▶ **Request**: Return each line holding the string "محوریت".

▶ **Extracted entries**:
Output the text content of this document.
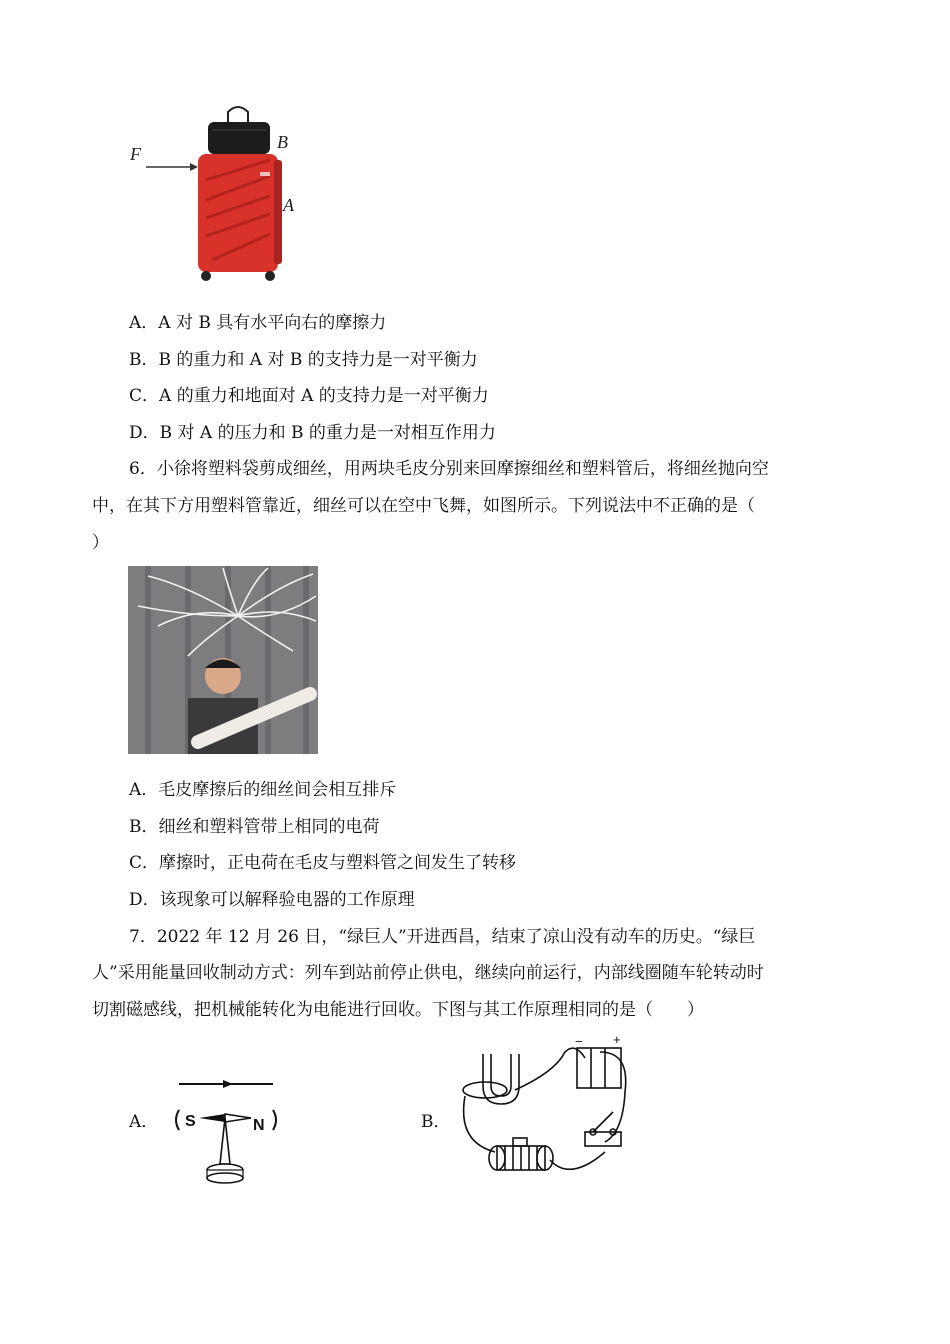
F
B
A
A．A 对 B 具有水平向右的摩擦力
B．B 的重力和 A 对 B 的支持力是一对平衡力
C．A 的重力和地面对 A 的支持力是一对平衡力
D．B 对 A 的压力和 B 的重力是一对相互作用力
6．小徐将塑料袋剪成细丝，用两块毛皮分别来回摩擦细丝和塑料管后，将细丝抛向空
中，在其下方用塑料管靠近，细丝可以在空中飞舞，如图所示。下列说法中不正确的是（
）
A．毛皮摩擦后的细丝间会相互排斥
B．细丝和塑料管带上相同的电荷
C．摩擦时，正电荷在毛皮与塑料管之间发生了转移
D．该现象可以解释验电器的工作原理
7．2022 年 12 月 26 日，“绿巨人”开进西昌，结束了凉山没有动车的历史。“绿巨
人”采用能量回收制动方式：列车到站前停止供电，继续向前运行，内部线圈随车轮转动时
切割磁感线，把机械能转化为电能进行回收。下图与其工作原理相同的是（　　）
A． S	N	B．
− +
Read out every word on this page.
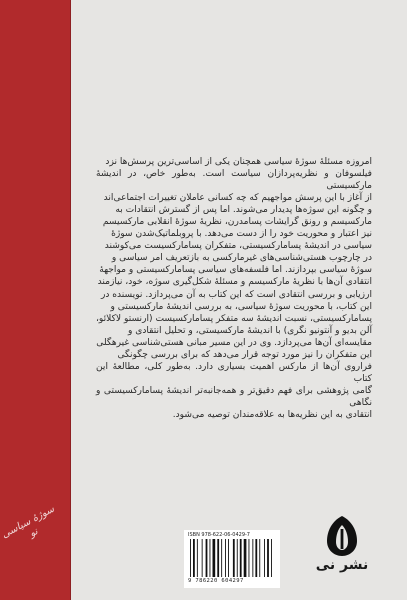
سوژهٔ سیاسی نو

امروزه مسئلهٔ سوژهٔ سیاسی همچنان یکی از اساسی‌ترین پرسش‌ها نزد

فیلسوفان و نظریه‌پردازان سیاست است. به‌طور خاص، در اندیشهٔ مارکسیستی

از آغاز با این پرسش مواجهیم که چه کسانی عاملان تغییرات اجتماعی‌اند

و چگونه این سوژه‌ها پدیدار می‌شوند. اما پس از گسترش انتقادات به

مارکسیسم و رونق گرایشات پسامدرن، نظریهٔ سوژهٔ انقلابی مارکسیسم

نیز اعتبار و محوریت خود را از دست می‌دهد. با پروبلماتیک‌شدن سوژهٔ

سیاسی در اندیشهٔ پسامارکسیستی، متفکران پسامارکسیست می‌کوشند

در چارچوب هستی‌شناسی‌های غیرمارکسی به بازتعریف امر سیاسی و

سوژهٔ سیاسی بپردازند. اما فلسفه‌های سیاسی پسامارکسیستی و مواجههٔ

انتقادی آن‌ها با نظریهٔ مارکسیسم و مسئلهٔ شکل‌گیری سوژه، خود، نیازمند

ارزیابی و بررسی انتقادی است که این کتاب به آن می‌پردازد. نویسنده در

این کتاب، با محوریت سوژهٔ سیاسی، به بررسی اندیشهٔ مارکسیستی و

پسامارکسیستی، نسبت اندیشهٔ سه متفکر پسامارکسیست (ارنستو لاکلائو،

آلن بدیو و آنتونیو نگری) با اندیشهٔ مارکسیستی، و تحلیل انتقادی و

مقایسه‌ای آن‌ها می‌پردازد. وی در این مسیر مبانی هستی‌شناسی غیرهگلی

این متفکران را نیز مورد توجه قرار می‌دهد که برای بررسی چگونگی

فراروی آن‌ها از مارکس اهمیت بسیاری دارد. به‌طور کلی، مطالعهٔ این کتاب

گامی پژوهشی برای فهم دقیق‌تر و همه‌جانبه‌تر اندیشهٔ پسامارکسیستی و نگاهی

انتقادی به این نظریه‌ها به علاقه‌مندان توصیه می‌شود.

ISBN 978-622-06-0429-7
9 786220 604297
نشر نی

▶ **Answer for the task**:
نیز اعتبار و محوریت خود را از دست می‌دهد. با پروبلماتیک‌شدن سوژهٔ
این کتاب، با محوریت سوژهٔ سیاسی، به بررسی اندیشهٔ مارکسیستی و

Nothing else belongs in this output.